To be done: Exactly reproduce the lines from the one containing "Convert this document image to plain text." through the last line of the data, both ends included, leaving out pictures.

The input:
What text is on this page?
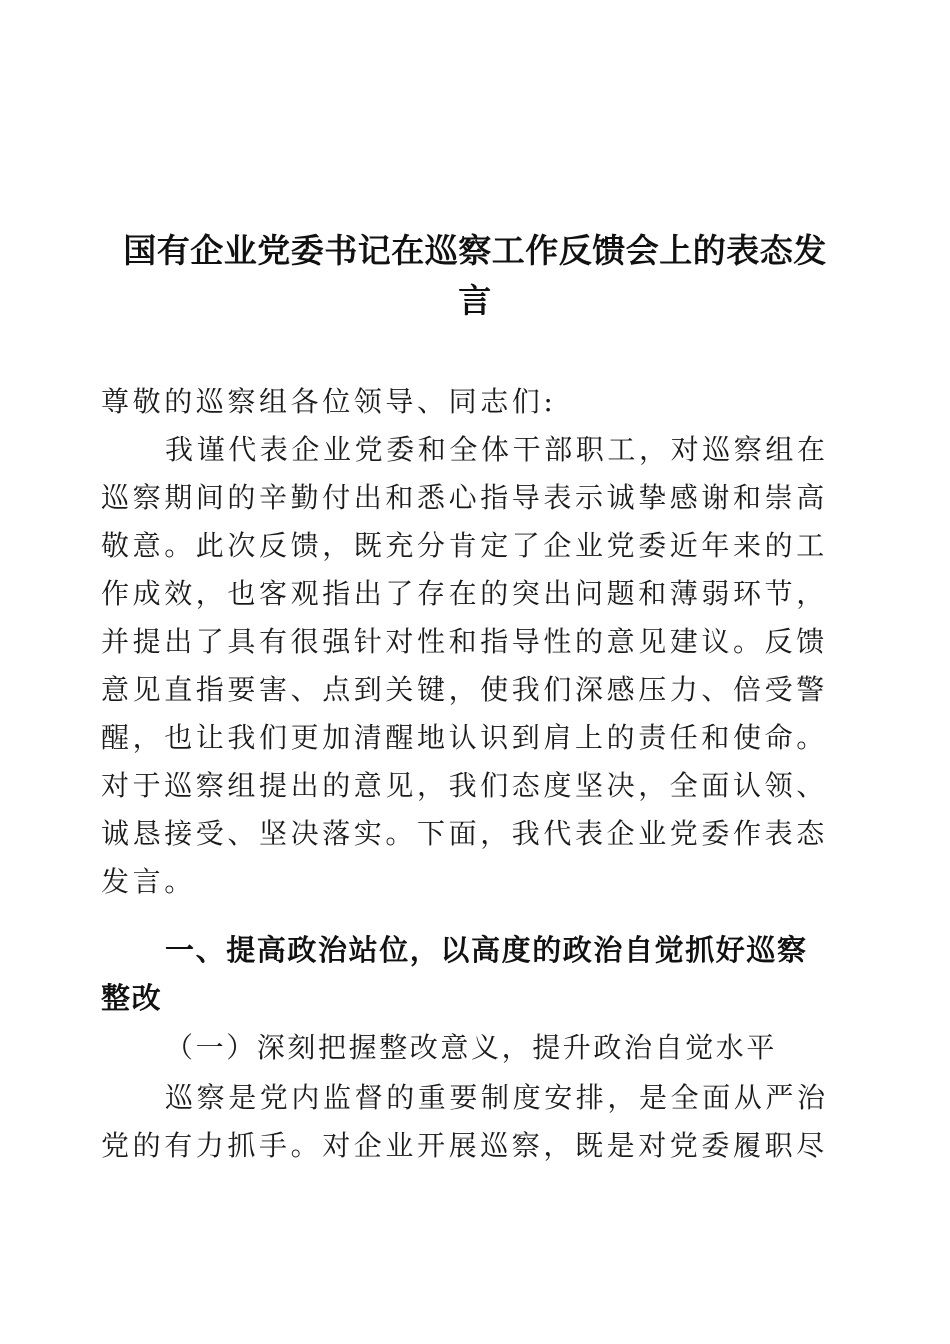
国有企业党委书记在巡察工作反馈会上的表态发
言
尊敬的巡察组各位领导、同志们:
我谨代表企业党委和全体干部职工，对巡察组在
巡察期间的辛勤付出和悉心指导表示诚挚感谢和崇高
敬意。此次反馈，既充分肯定了企业党委近年来的工
作成效，也客观指出了存在的突出问题和薄弱环节，
并提出了具有很强针对性和指导性的意见建议。反馈
意见直指要害、点到关键，使我们深感压力、倍受警
醒，也让我们更加清醒地认识到肩上的责任和使命。
对于巡察组提出的意见，我们态度坚决，全面认领、
诚恳接受、坚决落实。下面，我代表企业党委作表态
发言。
一、提高政治站位，以高度的政治自觉抓好巡察
整改
（一）深刻把握整改意义，提升政治自觉水平
巡察是党内监督的重要制度安排，是全面从严治
党的有力抓手。对企业开展巡察，既是对党委履职尽
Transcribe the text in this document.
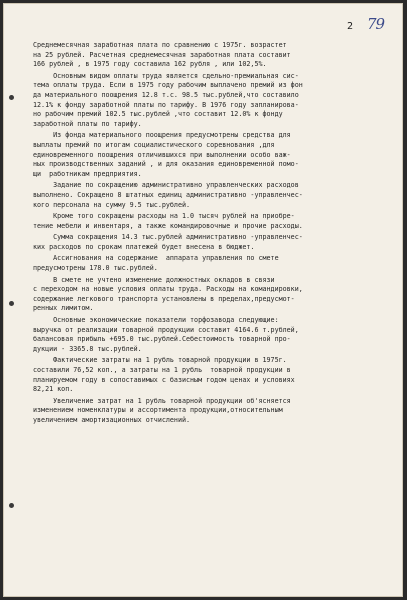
2 79
Среднемесячная заработная плата по сравнению с 1975г. возрастет
на 25 рублей. Расчетная среднемесячная заработная плата составит
166 рублей , в 1975 году составила 162 рубля , или 102,5%.
Основным видом оплаты труда является сдельно-премиальная сис-
тема оплаты труда. Если в 1975 году рабочим выплачено премий из фон
да материального поощрения 12.8 т.с. 98.5 тыс.рублей,что составило
12.1% к фонду заработной платы по тарифу. В 1976 году запланирова-
но рабочим премий 102.5 тыс.рублей ,что составит 12.0% к фонду
заработной платы по тарифу.
Из фонда материального поощрения предусмотрены средства для
выплаты премий по итогам социалистического соревнования ,для
единовременного поощрения отличившихся при выполнении особо важ-
ных производственных заданий , и для оказания единовременной помо-
щи  работникам предприятия.
Задание по сокращению административно управленческих расходов
выполнено. Сокращено 8 штатных единиц административно -управленчес-
кого персонала на сумму 9.5 тыс.рублей.
Кроме того сокращены расходы на 1.0 тысяч рублей на приобре-
тение мебели и инвентаря, а также командировочные и прочие расходы.
Сумма сокращения 14.3 тыс.рублей административно -управленчес-
ких расходов по срокам платежей будет внесена в бюджет.
Ассигнования на содержание  аппарата управления по смете
предусмотрены 178.0 тыс.рублей.
В смете не учтено изменение должностных окладов в связи
с переходом на новые условия оплаты труда. Расходы на командировки,
содержание легкового транспорта установлены в пределах,предусмот-
ренных лимитом.
Основные экономические показатели торфозавода следующие:
выручка от реализации товарной продукции составит 4164.6 т.рублей,
балансовая прибыль +695.0 тыс.рублей.Себестоимость товарной про-
дукции - 3365.8 тыс.рублей.
Фактические затраты на 1 рубль товарной продукции в 1975г.
составили 76,52 коп., а затраты на 1 рубль  товарной продукции в
планируемом году в сопоставимых с базисным годом ценах и условиях
82,21 коп.
Увеличение затрат на 1 рубль товарной продукции об'ясняется
изменением номенклатуры и ассортимента продукции,относительным
увеличением амортизационных отчислений.
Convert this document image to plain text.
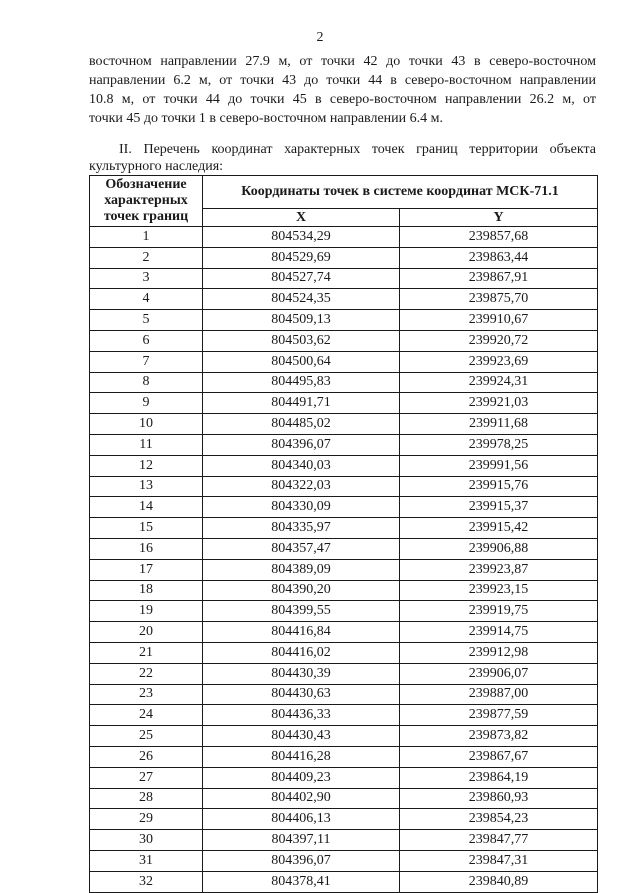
2

восточном направлении 27.9 м, от точки 42 до точки 43 в северо-восточном
направлении 6.2 м, от точки 43 до точки 44 в северо-восточном направлении
10.8 м, от точки 44 до точки 45 в северо-восточном направлении 26.2 м, от
точки 45 до точки 1 в северо-восточном направлении 6.4 м.

II. Перечень координат характерных точек границ территории объекта
культурного наследия:

Обозначение характерных точек границ	Координаты точек в системе координат МСК-71.1	
	X	Y
1	804534,29	239857,68
2	804529,69	239863,44
3	804527,74	239867,91
4	804524,35	239875,70
5	804509,13	239910,67
6	804503,62	239920,72
7	804500,64	239923,69
8	804495,83	239924,31
9	804491,71	239921,03
10	804485,02	239911,68
11	804396,07	239978,25
12	804340,03	239991,56
13	804322,03	239915,76
14	804330,09	239915,37
15	804335,97	239915,42
16	804357,47	239906,88
17	804389,09	239923,87
18	804390,20	239923,15
19	804399,55	239919,75
20	804416,84	239914,75
21	804416,02	239912,98
22	804430,39	239906,07
23	804430,63	239887,00
24	804436,33	239877,59
25	804430,43	239873,82
26	804416,28	239867,67
27	804409,23	239864,19
28	804402,90	239860,93
29	804406,13	239854,23
30	804397,11	239847,77
31	804396,07	239847,31
32	804378,41	239840,89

Task result:
Convert this document image to plain text.
2

восточном направлении 27.9 м, от точки 42 до точки 43 в северо-восточном
направлении 6.2 м, от точки 43 до точки 44 в северо-восточном направлении
10.8 м, от точки 44 до точки 45 в северо-восточном направлении 26.2 м, от
точки 45 до точки 1 в северо-восточном направлении 6.4 м.

II. Перечень координат характерных точек границ территории объекта
культурного наследия:

Обозначение характерных точек границ	Координаты точек в системе координат МСК-71.1	
	X	Y
1	804534,29	239857,68
2	804529,69	239863,44
3	804527,74	239867,91
4	804524,35	239875,70
5	804509,13	239910,67
6	804503,62	239920,72
7	804500,64	239923,69
8	804495,83	239924,31
9	804491,71	239921,03
10	804485,02	239911,68
11	804396,07	239978,25
12	804340,03	239991,56
13	804322,03	239915,76
14	804330,09	239915,37
15	804335,97	239915,42
16	804357,47	239906,88
17	804389,09	239923,87
18	804390,20	239923,15
19	804399,55	239919,75
20	804416,84	239914,75
21	804416,02	239912,98
22	804430,39	239906,07
23	804430,63	239887,00
24	804436,33	239877,59
25	804430,43	239873,82
26	804416,28	239867,67
27	804409,23	239864,19
28	804402,90	239860,93
29	804406,13	239854,23
30	804397,11	239847,77
31	804396,07	239847,31
32	804378,41	239840,89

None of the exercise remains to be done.